>> Start GIVEN DATA

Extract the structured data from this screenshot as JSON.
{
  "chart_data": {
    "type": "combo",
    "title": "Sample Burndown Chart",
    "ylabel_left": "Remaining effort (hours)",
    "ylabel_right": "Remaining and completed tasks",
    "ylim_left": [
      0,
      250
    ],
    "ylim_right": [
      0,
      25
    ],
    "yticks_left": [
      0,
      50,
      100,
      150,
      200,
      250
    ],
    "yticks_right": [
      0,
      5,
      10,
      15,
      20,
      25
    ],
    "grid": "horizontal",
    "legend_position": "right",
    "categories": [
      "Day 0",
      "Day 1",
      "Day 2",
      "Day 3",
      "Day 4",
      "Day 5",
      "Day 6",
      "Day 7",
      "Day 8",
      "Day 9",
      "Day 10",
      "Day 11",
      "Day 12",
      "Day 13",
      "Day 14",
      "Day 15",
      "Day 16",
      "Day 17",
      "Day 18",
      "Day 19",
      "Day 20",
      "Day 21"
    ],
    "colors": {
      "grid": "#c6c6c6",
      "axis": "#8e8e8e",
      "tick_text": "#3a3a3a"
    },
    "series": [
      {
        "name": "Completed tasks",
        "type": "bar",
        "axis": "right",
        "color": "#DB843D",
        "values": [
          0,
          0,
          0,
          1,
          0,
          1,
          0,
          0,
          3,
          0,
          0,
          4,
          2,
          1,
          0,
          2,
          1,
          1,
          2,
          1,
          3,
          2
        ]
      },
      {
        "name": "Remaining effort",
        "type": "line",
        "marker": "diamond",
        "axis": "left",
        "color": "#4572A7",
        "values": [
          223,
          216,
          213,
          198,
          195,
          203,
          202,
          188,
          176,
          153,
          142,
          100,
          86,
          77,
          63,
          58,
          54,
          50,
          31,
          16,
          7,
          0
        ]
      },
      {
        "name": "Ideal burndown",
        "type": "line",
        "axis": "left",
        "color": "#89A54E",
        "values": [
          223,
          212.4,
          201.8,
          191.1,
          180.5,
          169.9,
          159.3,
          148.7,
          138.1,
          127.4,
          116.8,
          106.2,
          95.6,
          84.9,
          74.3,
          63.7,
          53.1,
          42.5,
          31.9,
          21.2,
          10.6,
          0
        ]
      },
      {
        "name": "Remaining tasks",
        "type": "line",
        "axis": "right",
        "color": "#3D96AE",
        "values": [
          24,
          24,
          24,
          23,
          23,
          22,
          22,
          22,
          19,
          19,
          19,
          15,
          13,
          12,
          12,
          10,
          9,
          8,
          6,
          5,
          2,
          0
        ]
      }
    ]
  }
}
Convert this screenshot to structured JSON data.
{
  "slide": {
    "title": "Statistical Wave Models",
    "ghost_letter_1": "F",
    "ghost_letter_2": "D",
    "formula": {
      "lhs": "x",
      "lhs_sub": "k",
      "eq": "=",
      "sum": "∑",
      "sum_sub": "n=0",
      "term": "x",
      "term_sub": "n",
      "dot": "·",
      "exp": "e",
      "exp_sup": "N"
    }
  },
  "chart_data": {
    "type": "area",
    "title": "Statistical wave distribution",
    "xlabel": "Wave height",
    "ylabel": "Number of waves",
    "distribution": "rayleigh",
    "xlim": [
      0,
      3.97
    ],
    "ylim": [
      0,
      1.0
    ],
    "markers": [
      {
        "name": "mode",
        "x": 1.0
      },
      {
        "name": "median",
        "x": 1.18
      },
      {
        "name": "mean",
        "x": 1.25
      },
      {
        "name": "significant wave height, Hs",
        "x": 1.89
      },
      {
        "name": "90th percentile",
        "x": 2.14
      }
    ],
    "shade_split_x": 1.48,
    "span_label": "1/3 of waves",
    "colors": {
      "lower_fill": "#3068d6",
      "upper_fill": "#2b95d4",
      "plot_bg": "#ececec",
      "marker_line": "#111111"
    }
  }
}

>> End GIVEN DATA

■ **REQUIREMENTS**
Set down all of the entries exactly, please.

■ **ANSWER TO THE PROBLEM**
Extract the structured data from this screenshot as JSON.
{
  "chart_data": {
    "type": "combo",
    "title": "Sample Burndown Chart",
    "ylabel_left": "Remaining effort (hours)",
    "ylabel_right": "Remaining and completed tasks",
    "ylim_left": [
      0,
      250
    ],
    "ylim_right": [
      0,
      25
    ],
    "yticks_left": [
      0,
      50,
      100,
      150,
      200,
      250
    ],
    "yticks_right": [
      0,
      5,
      10,
      15,
      20,
      25
    ],
    "grid": "horizontal",
    "legend_position": "right",
    "categories": [
      "Day 0",
      "Day 1",
      "Day 2",
      "Day 3",
      "Day 4",
      "Day 5",
      "Day 6",
      "Day 7",
      "Day 8",
      "Day 9",
      "Day 10",
      "Day 11",
      "Day 12",
      "Day 13",
      "Day 14",
      "Day 15",
      "Day 16",
      "Day 17",
      "Day 18",
      "Day 19",
      "Day 20",
      "Day 21"
    ],
    "colors": {
      "grid": "#c6c6c6",
      "axis": "#8e8e8e",
      "tick_text": "#3a3a3a"
    },
    "series": [
      {
        "name": "Completed tasks",
        "type": "bar",
        "axis": "right",
        "color": "#DB843D",
        "values": [
          0,
          0,
          0,
          1,
          0,
          1,
          0,
          0,
          3,
          0,
          0,
          4,
          2,
          1,
          0,
          2,
          1,
          1,
          2,
          1,
          3,
          2
        ]
      },
      {
        "name": "Remaining effort",
        "type": "line",
        "marker": "diamond",
        "axis": "left",
        "color": "#4572A7",
        "values": [
          223,
          216,
          213,
          198,
          195,
          203,
          202,
          188,
          176,
          153,
          142,
          100,
          86,
          77,
          63,
          58,
          54,
          50,
          31,
          16,
          7,
          0
        ]
      },
      {
        "name": "Ideal burndown",
        "type": "line",
        "axis": "left",
        "color": "#89A54E",
        "values": [
          223,
          212.4,
          201.8,
          191.1,
          180.5,
          169.9,
          159.3,
          148.7,
          138.1,
          127.4,
          116.8,
          106.2,
          95.6,
          84.9,
          74.3,
          63.7,
          53.1,
          42.5,
          31.9,
          21.2,
          10.6,
          0
        ]
      },
      {
        "name": "Remaining tasks",
        "type": "line",
        "axis": "right",
        "color": "#3D96AE",
        "values": [
          24,
          24,
          24,
          23,
          23,
          22,
          22,
          22,
          19,
          19,
          19,
          15,
          13,
          12,
          12,
          10,
          9,
          8,
          6,
          5,
          2,
          0
        ]
      }
    ]
  }
}
Convert this screenshot to structured JSON data.
{
  "slide": {
    "title": "Statistical Wave Models",
    "ghost_letter_1": "F",
    "ghost_letter_2": "D",
    "formula": {
      "lhs": "x",
      "lhs_sub": "k",
      "eq": "=",
      "sum": "∑",
      "sum_sub": "n=0",
      "term": "x",
      "term_sub": "n",
      "dot": "·",
      "exp": "e",
      "exp_sup": "N"
    }
  },
  "chart_data": {
    "type": "area",
    "title": "Statistical wave distribution",
    "xlabel": "Wave height",
    "ylabel": "Number of waves",
    "distribution": "rayleigh",
    "xlim": [
      0,
      3.97
    ],
    "ylim": [
      0,
      1.0
    ],
    "markers": [
      {
        "name": "mode",
        "x": 1.0
      },
      {
        "name": "median",
        "x": 1.18
      },
      {
        "name": "mean",
        "x": 1.25
      },
      {
        "name": "significant wave height, Hs",
        "x": 1.89
      },
      {
        "name": "90th percentile",
        "x": 2.14
      }
    ],
    "shade_split_x": 1.48,
    "span_label": "1/3 of waves",
    "colors": {
      "lower_fill": "#3068d6",
      "upper_fill": "#2b95d4",
      "plot_bg": "#ececec",
      "marker_line": "#111111"
    }
  }
}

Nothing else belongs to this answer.